[BEGIN Task material]
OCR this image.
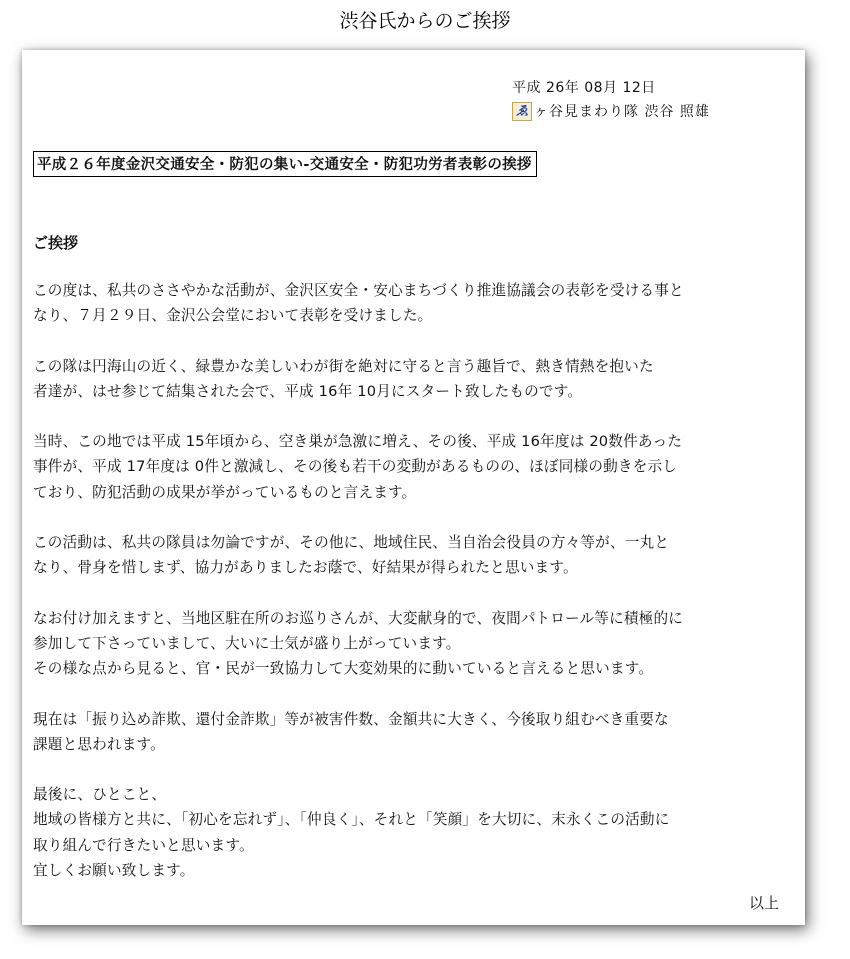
渋谷氏からのご挨拶
平成 26年 08月 12日
ゑ ヶ谷見まわり隊 渋谷 照雄
平成２６年度金沢交通安全・防犯の集い-交通安全・防犯功労者表彰の挨拶
ご挨拶

この度は、私共のささやかな活動が、金沢区安全・安心まちづくり推進協議会の表彰を受ける事と
なり、７月２９日、金沢公会堂において表彰を受けました。

この隊は円海山の近く、緑豊かな美しいわが街を絶対に守ると言う趣旨で、熱き情熱を抱いた
者達が、はせ参じて結集された会で、平成 16年 10月にスタート致したものです。

当時、この地では平成 15年頃から、空き巣が急激に増え、その後、平成 16年度は 20数件あった
事件が、平成 17年度は 0件と激減し、その後も若干の変動があるものの、ほぼ同様の動きを示し
ており、防犯活動の成果が挙がっているものと言えます。

この活動は、私共の隊員は勿論ですが、その他に、地域住民、当自治会役員の方々等が、一丸と
なり、骨身を惜しまず、協力がありましたお蔭で、好結果が得られたと思います。

なお付け加えますと、当地区駐在所のお巡りさんが、大変献身的で、夜間パトロール等に積極的に
参加して下さっていまして、大いに士気が盛り上がっています。
その様な点から見ると、官・民が一致協力して大変効果的に動いていると言えると思います。

現在は「振り込め詐欺、還付金詐欺」等が被害件数、金額共に大きく、今後取り組むべき重要な
課題と思われます。

最後に、ひとこと、
地域の皆様方と共に、「初心を忘れず」、「仲良く」、それと「笑顔」を大切に、末永くこの活動に
取り組んで行きたいと思います。
宜しくお願い致します。

以上
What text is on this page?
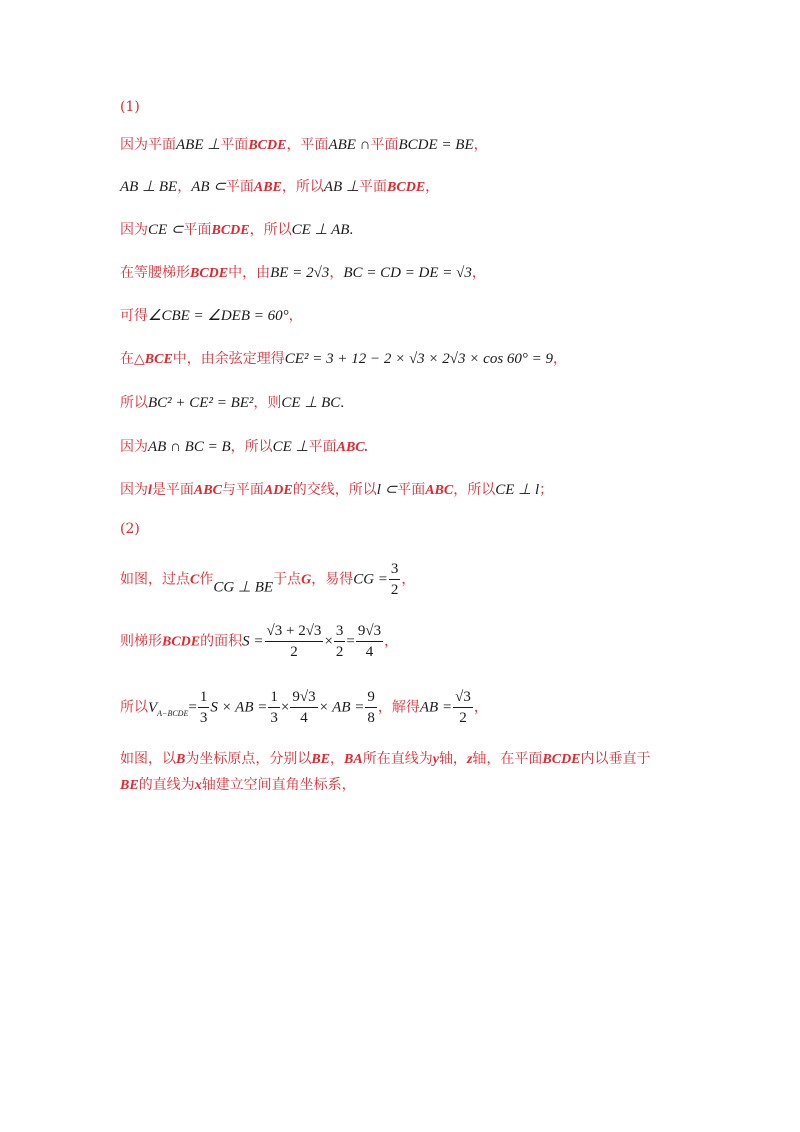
(1)
因为平面ABE ⊥平面BCDE，平面ABE ∩平面BCDE = BE，
AB ⊥ BE，AB ⊂平面ABE，所以AB ⊥平面BCDE，
因为CE ⊂平面BCDE，所以CE ⊥ AB.
在等腰梯形BCDE中，由BE = 2√3，BC = CD = DE = √3，
可得∠CBE = ∠DEB = 60°，
在△BCE中，由余弦定理得CE² = 3 + 12 − 2 × √3 × 2√3 × cos 60° = 9，
所以BC² + CE² = BE²，则CE ⊥ BC.
因为AB ∩ BC = B，所以CE ⊥平面ABC.
因为l是平面ABC与平面ADE的交线，所以l ⊂平面ABC，所以CE ⊥ l；
(2)
如图，过点C作CG ⊥ BE于点G，易得CG = $\frac{3}{2}$ ，
则梯形BCDE的面积$S = \frac{√3 + 2√3}{2} \times \frac{3}{2} = \frac{9√3}{4}$ ，
所以$V_{A-BCDE}= \frac{1}{3}$ S × AB = $\frac{1}{3} \times \frac{9√3}{4}$ × AB = $\frac{9}{8}$ ，解得AB = $\frac{√3}{2}$ ，
如图，以B为坐标原点，分别以BE，BA所在直线为y轴，z轴，在平面BCDE内以垂直于
BE的直线为x轴建立空间直角坐标系，
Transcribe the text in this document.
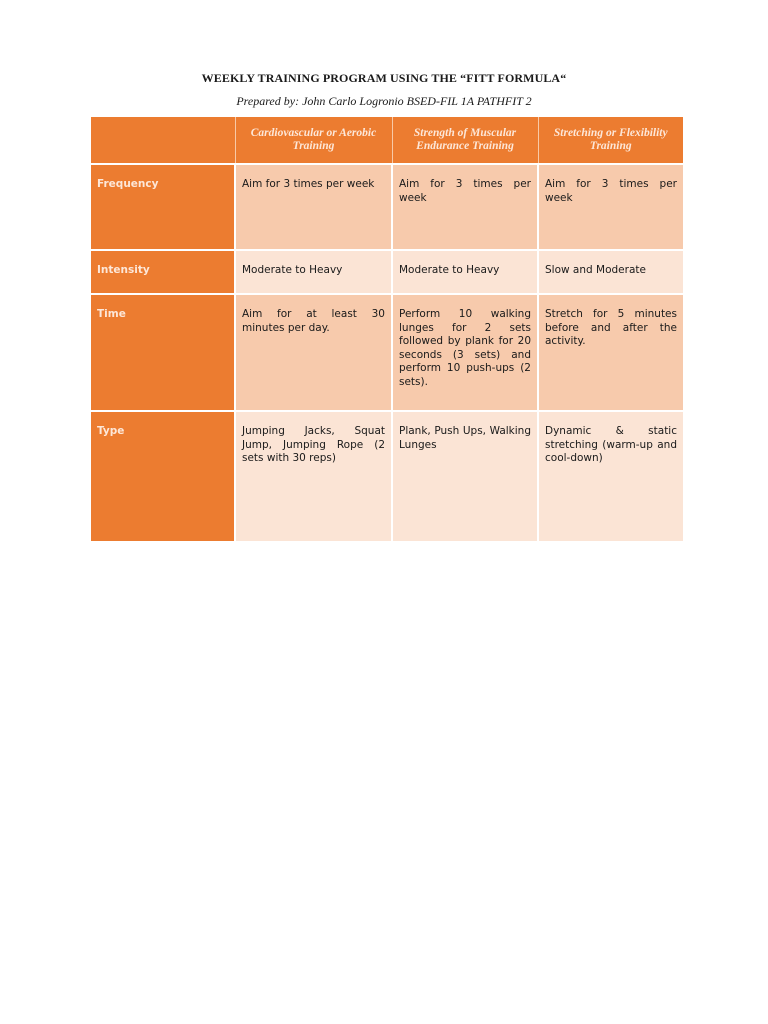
WEEKLY TRAINING PROGRAM USING THE “FITT FORMULA“
Prepared by: John Carlo Logronio BSED-FIL 1A PATHFIT 2
	Cardiovascular or Aerobic Training	Strength of Muscular Endurance Training	Stretching or Flexibility Training
Frequency	Aim for 3 times per week	Aim for 3 times per week	Aim for 3 times per week
Intensity	Moderate to Heavy	Moderate to Heavy	Slow and Moderate
Time	Aim for at least 30 minutes per day.	Perform 10 walking lunges for 2 sets followed by plank for 20 seconds (3 sets) and perform 10 push-ups (2 sets).	Stretch for 5 minutes before and after the activity.
Type	Jumping Jacks, Squat Jump, Jumping Rope (2 sets with 30 reps)	Plank, Push Ups, Walking Lunges	Dynamic & static stretching (warm-up and cool-down)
[END Task material]
### What is asked:
Copy each line of the records that contains the word "times".

### Output below:
则梯形BCDE的面积$S = \frac{√3 + 2√3}{2} \times \frac{3}{2} = \frac{9√3}{4}$ ，
所以$V_{A-BCDE}= \frac{1}{3}$ S × AB = $\frac{1}{3} \times \frac{9√3}{4}$ × AB = $\frac{9}{8}$ ，解得AB = $\frac{√3}{2}$ ，
Frequency	Aim for 3 times per week	Aim for 3 times per week	Aim for 3 times per week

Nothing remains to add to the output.